>> start ROWS
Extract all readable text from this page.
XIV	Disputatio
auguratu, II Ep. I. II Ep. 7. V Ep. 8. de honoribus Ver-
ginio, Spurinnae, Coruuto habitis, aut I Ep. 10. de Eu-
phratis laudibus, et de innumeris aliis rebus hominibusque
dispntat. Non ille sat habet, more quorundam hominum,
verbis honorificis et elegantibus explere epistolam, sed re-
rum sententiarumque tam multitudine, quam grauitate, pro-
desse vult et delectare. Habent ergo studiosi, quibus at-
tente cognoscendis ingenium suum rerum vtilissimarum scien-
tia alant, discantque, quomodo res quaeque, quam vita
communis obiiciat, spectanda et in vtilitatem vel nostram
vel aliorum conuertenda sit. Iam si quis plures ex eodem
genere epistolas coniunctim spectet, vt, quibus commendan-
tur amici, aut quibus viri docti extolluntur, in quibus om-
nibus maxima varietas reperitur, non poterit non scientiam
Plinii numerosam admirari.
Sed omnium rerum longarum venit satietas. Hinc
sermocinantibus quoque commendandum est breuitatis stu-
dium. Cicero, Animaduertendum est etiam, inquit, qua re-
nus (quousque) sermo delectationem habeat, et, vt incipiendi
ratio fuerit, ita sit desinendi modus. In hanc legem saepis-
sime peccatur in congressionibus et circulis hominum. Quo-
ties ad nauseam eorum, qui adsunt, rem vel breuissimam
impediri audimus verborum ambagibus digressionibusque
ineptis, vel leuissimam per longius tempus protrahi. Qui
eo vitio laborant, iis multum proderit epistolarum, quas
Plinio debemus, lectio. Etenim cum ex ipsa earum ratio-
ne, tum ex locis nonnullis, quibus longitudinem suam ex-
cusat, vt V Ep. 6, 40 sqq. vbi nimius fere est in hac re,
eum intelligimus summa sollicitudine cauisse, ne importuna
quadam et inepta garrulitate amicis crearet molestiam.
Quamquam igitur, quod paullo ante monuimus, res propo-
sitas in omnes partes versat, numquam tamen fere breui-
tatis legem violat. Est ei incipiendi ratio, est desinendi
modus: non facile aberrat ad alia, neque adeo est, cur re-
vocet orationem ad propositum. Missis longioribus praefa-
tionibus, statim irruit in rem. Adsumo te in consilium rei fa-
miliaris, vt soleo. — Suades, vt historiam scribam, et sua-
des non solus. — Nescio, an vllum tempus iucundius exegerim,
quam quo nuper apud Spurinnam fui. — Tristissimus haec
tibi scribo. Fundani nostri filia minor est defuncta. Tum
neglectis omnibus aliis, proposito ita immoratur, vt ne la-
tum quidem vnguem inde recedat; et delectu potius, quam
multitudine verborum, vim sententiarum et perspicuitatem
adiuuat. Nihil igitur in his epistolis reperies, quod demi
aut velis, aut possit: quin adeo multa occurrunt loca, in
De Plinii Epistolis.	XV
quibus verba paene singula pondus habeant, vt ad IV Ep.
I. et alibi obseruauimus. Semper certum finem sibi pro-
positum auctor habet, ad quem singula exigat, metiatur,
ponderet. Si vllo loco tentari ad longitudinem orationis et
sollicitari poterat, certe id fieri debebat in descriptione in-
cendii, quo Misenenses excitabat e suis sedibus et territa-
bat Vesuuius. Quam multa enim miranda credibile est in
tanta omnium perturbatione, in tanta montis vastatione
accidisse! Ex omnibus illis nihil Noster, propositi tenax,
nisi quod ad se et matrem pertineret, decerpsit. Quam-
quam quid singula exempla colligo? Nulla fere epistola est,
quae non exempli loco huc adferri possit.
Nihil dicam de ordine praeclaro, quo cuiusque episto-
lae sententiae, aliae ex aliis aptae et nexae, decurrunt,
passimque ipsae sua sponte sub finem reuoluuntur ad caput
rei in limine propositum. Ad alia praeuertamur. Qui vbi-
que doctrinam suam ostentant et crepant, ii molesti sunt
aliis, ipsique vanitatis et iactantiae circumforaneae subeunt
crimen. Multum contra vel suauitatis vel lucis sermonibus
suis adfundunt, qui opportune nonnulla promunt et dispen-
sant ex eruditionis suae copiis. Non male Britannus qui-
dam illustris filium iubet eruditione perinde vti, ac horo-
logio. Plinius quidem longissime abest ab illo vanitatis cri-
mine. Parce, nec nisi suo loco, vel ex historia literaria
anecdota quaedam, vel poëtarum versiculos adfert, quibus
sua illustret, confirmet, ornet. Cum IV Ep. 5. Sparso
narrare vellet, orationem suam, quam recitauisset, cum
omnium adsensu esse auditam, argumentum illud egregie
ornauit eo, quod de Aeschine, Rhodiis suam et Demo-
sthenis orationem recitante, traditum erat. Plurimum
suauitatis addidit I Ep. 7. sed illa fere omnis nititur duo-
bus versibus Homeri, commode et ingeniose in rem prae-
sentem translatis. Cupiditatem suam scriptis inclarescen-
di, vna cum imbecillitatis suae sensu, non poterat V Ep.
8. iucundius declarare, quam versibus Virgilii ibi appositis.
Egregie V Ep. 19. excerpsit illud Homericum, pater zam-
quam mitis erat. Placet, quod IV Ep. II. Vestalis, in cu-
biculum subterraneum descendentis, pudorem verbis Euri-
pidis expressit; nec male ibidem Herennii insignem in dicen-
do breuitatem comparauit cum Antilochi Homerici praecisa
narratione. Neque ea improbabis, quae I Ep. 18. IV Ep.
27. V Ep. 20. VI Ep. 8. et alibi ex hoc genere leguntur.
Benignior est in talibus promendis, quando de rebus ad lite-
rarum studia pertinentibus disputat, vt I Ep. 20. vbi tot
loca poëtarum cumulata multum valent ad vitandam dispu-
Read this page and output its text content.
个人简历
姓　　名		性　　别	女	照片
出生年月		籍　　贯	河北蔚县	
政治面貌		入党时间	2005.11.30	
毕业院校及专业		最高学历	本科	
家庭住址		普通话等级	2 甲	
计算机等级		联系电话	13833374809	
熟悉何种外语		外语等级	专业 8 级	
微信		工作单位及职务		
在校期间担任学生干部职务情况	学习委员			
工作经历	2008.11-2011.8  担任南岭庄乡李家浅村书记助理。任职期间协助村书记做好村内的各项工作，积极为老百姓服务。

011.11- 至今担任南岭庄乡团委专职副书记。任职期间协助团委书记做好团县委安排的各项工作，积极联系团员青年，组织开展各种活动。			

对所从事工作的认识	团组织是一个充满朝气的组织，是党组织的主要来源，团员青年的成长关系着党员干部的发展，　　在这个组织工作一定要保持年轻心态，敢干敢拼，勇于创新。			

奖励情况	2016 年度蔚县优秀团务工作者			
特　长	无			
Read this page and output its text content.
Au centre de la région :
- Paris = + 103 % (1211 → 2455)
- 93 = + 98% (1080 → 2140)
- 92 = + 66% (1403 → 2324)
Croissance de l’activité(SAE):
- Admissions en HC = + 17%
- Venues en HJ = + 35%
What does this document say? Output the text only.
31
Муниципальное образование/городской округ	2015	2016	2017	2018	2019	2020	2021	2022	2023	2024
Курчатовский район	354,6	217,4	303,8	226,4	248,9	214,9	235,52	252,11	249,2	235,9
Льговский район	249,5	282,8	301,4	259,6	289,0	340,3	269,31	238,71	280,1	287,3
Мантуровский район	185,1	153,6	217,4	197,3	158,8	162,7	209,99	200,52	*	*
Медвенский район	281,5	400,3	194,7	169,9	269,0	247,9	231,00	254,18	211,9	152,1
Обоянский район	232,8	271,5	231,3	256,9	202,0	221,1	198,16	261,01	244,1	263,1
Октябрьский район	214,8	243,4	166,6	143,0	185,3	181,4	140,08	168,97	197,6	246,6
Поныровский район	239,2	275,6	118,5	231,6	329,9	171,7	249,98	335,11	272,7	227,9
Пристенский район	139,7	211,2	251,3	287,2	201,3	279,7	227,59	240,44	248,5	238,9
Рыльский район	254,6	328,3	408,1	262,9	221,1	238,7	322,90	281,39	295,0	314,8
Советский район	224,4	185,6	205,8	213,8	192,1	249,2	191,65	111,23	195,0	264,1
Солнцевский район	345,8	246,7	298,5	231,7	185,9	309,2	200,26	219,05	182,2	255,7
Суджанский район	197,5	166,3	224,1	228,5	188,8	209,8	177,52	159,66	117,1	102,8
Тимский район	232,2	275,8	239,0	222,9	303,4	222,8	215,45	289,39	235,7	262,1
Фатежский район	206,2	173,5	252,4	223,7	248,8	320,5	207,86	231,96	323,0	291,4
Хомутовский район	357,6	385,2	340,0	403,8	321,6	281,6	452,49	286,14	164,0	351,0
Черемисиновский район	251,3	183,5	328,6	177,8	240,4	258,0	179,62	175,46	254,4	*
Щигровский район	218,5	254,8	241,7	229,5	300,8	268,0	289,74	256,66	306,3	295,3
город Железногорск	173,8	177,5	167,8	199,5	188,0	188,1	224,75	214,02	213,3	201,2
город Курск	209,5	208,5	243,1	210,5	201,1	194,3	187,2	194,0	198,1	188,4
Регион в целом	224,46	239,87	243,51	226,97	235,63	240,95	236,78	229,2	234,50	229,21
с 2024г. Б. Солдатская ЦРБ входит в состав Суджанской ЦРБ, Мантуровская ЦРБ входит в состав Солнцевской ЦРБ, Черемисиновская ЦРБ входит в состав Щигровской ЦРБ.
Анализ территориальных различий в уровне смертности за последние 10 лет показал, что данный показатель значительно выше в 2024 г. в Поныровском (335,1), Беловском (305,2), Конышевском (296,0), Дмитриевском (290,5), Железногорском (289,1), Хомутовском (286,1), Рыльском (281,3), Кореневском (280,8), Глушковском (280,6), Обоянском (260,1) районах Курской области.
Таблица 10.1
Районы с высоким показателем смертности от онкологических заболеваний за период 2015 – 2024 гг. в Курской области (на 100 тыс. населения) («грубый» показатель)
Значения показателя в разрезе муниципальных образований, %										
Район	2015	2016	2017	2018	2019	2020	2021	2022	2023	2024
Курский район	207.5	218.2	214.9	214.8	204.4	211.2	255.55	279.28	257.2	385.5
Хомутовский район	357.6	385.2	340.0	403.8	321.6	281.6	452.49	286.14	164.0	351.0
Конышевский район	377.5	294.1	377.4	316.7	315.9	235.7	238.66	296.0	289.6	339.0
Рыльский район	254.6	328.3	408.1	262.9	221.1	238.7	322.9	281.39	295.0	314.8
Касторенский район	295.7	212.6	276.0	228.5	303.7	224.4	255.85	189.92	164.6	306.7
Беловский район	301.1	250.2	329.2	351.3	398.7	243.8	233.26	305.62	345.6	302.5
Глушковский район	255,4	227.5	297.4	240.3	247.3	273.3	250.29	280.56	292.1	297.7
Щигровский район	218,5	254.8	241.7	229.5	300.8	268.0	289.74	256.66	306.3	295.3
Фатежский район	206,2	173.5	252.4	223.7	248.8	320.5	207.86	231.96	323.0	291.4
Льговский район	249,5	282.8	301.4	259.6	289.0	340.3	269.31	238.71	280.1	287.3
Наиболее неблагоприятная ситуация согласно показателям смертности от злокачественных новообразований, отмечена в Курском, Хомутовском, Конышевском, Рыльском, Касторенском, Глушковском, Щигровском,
>> end ROWS
Give only the number of lines in the material above that hold the word "Хомутовский".

= ANSWER TO THIS PROBLEM =
2